• **Given exercise**: In the entries below, identify every line with the string "label" and copy it.

• **Entries with figure data**:
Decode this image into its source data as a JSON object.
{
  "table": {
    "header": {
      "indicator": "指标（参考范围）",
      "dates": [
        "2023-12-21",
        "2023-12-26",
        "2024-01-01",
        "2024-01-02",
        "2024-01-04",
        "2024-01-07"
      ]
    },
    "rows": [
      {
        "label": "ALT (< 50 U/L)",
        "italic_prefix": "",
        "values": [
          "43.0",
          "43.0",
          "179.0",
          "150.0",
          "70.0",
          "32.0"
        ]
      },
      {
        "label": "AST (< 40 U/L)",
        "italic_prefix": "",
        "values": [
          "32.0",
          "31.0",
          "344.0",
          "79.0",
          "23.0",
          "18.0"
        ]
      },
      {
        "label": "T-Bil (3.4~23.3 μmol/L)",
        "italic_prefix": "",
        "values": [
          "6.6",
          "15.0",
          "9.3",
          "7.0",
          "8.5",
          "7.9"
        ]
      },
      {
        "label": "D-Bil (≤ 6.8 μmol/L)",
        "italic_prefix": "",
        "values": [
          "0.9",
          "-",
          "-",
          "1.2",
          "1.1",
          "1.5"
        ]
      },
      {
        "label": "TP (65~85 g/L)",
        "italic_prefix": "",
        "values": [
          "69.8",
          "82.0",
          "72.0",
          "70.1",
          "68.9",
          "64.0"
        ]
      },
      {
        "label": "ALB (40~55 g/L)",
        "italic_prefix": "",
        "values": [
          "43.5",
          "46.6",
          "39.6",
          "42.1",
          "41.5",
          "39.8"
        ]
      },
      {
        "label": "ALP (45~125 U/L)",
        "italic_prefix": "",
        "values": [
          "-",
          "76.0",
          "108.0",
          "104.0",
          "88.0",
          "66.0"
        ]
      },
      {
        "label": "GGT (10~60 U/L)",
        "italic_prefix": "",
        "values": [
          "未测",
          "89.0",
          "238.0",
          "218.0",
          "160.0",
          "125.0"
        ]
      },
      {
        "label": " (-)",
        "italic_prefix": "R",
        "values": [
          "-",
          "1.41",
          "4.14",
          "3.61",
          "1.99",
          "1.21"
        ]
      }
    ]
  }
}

• **Result of the exercise**:
        "label": "ALT (< 50 U/L)",
        "label": "AST (< 40 U/L)",
        "label": "T-Bil (3.4~23.3 μmol/L)",
        "label": "D-Bil (≤ 6.8 μmol/L)",
        "label": "TP (65~85 g/L)",
        "label": "ALB (40~55 g/L)",
        "label": "ALP (45~125 U/L)",
        "label": "GGT (10~60 U/L)",
        "label": " (-)",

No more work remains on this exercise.